◆ SHORT TASK ◆
Gather every line of the material that contains the word "título", and copy each one in full.

◆ EXCERPTED DATA ◆
________________________________________

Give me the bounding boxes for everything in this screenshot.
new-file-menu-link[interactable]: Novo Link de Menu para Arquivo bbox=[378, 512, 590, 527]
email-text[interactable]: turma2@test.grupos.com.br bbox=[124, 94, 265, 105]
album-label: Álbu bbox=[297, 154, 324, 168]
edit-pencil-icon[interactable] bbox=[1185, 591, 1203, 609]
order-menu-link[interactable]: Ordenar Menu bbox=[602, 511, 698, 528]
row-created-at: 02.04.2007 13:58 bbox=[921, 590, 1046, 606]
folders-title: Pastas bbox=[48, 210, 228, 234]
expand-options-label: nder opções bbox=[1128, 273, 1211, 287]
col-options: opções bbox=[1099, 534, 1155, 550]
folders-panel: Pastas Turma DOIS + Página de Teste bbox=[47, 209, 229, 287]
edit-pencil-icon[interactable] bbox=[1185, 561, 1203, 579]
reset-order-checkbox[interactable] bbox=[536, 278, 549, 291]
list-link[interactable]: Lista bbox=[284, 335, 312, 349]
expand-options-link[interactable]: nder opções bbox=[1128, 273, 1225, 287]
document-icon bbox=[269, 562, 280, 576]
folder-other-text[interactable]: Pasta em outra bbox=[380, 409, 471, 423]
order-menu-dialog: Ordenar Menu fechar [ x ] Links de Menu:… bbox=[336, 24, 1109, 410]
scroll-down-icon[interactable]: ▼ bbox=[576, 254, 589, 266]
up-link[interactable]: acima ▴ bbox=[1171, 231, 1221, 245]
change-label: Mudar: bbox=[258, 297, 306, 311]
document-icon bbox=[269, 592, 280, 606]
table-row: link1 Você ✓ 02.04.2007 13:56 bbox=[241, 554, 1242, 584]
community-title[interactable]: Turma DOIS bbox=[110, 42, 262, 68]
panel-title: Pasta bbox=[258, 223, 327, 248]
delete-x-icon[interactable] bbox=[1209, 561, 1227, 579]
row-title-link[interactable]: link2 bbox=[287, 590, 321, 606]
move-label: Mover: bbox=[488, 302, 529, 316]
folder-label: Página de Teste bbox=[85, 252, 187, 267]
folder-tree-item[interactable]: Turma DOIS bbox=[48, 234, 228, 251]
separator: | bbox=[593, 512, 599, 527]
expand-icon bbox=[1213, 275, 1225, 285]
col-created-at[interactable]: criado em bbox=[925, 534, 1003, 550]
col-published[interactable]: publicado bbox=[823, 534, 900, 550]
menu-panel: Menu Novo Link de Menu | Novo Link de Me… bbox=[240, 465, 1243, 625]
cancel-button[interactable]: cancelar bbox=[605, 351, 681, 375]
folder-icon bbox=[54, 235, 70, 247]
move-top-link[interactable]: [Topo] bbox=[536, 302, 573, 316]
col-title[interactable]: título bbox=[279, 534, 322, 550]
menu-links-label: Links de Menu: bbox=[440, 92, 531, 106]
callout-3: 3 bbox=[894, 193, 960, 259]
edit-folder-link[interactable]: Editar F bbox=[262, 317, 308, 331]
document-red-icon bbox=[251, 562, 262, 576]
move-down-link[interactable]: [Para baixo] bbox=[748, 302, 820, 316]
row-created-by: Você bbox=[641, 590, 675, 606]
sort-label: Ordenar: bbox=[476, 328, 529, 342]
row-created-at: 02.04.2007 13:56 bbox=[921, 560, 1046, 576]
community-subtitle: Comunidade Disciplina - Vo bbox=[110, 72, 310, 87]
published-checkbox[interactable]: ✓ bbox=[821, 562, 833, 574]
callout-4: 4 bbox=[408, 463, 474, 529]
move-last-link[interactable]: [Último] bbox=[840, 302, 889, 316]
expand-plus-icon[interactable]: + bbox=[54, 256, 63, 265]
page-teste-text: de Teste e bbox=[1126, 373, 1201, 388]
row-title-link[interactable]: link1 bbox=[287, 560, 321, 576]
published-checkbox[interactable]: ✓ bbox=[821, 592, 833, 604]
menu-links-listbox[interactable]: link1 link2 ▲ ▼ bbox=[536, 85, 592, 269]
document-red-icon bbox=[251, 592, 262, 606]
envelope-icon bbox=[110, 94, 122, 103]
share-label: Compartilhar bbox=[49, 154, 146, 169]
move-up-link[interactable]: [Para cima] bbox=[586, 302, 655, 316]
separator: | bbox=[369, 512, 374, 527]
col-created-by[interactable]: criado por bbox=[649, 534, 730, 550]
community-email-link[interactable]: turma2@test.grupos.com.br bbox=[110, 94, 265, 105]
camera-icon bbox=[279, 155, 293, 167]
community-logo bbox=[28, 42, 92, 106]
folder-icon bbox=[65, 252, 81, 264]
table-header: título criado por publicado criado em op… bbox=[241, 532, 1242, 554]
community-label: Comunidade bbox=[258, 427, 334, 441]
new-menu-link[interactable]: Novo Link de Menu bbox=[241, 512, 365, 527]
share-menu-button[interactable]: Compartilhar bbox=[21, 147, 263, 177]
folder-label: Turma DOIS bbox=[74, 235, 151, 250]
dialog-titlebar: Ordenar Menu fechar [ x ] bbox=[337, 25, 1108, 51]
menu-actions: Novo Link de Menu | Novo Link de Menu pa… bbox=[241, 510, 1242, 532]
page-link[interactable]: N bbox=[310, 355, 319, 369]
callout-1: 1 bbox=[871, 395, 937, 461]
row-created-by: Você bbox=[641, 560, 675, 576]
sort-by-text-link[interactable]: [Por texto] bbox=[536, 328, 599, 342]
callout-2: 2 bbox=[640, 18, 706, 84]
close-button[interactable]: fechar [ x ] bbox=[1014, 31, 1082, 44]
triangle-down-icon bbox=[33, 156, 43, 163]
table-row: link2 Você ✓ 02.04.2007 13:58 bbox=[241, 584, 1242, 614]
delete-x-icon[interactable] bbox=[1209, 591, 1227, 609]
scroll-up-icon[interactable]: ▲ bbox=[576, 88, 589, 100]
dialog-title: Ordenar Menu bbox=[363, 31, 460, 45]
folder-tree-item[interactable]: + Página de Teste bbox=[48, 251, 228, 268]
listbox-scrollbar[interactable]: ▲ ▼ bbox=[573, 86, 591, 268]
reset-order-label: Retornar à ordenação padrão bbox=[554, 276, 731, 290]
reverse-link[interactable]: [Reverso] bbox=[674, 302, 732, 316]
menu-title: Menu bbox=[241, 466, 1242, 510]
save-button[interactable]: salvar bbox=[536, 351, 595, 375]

________________________________________

◆ WORKED SOLUTION ◆
col-title[interactable]: título bbox=[279, 534, 322, 550]
table-header: título criado por publicado criado em op… bbox=[241, 532, 1242, 554]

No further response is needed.